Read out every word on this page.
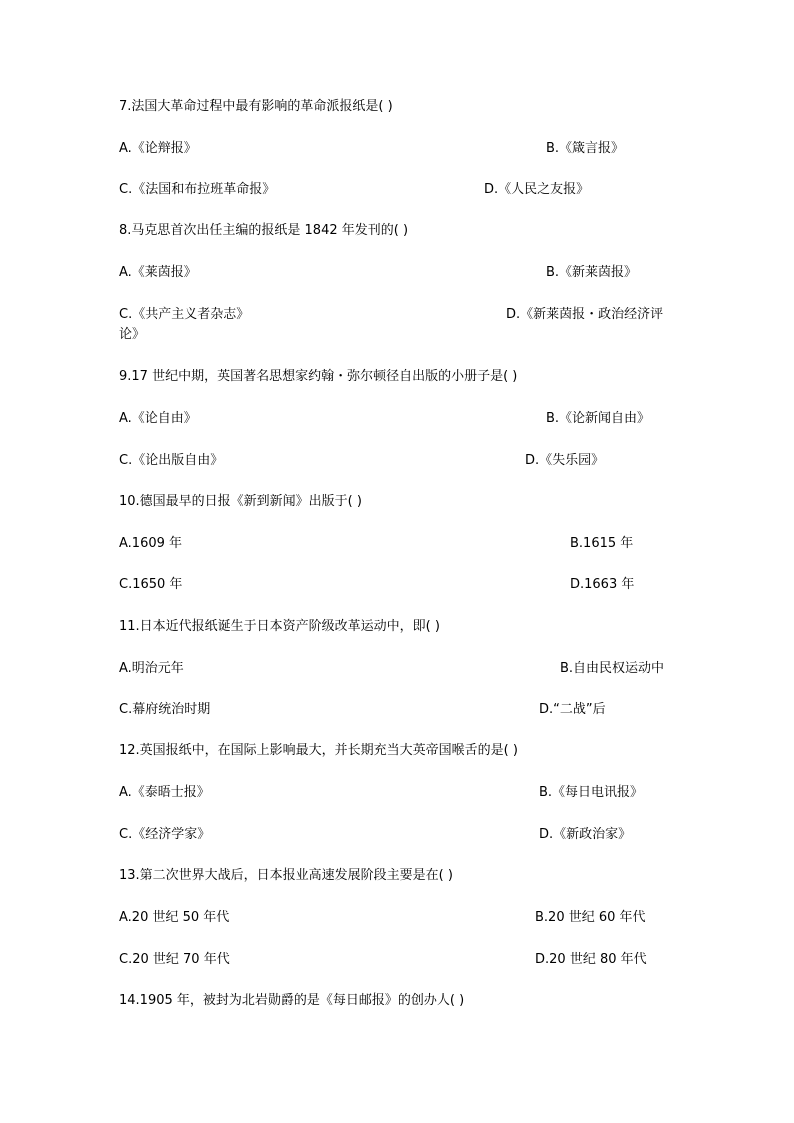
7.法国大革命过程中最有影响的革命派报纸是( )
A.《论辩报》	B.《箴言报》
C.《法国和布拉班革命报》	D.《人民之友报》
8.马克思首次出任主编的报纸是 1842 年发刊的( )
A.《莱茵报》	B.《新莱茵报》
C.《共产主义者杂志》	D.《新莱茵报・政治经济评
论》
9.17 世纪中期，英国著名思想家约翰・弥尔顿径自出版的小册子是( )
A.《论自由》	B.《论新闻自由》
C.《论出版自由》	D.《失乐园》
10.德国最早的日报《新到新闻》出版于( )
A.1609 年	B.1615 年
C.1650 年	D.1663 年
11.日本近代报纸诞生于日本资产阶级改革运动中，即( )
A.明治元年	B.自由民权运动中
C.幕府统治时期	D.“二战”后
12.英国报纸中，在国际上影响最大，并长期充当大英帝国喉舌的是( )
A.《泰晤士报》	B.《每日电讯报》
C.《经济学家》	D.《新政治家》
13.第二次世界大战后，日本报业高速发展阶段主要是在( )
A.20 世纪 50 年代	B.20 世纪 60 年代
C.20 世纪 70 年代	D.20 世纪 80 年代
14.1905 年，被封为北岩勋爵的是《每日邮报》的创办人( )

####

JOB » Using the material above, set down every line exactly, but skip the pictures.

COMPLETE ANSWER »
Read out every word on this page.
7.法国大革命过程中最有影响的革命派报纸是( )
A.《论辩报》	B.《箴言报》
C.《法国和布拉班革命报》	D.《人民之友报》
8.马克思首次出任主编的报纸是 1842 年发刊的( )
A.《莱茵报》	B.《新莱茵报》
C.《共产主义者杂志》	D.《新莱茵报・政治经济评
论》
9.17 世纪中期，英国著名思想家约翰・弥尔顿径自出版的小册子是( )
A.《论自由》	B.《论新闻自由》
C.《论出版自由》	D.《失乐园》
10.德国最早的日报《新到新闻》出版于( )
A.1609 年	B.1615 年
C.1650 年	D.1663 年
11.日本近代报纸诞生于日本资产阶级改革运动中，即( )
A.明治元年	B.自由民权运动中
C.幕府统治时期	D.“二战”后
12.英国报纸中，在国际上影响最大，并长期充当大英帝国喉舌的是( )
A.《泰晤士报》	B.《每日电讯报》
C.《经济学家》	D.《新政治家》
13.第二次世界大战后，日本报业高速发展阶段主要是在( )
A.20 世纪 50 年代	B.20 世纪 60 年代
C.20 世纪 70 年代	D.20 世纪 80 年代
14.1905 年，被封为北岩勋爵的是《每日邮报》的创办人( )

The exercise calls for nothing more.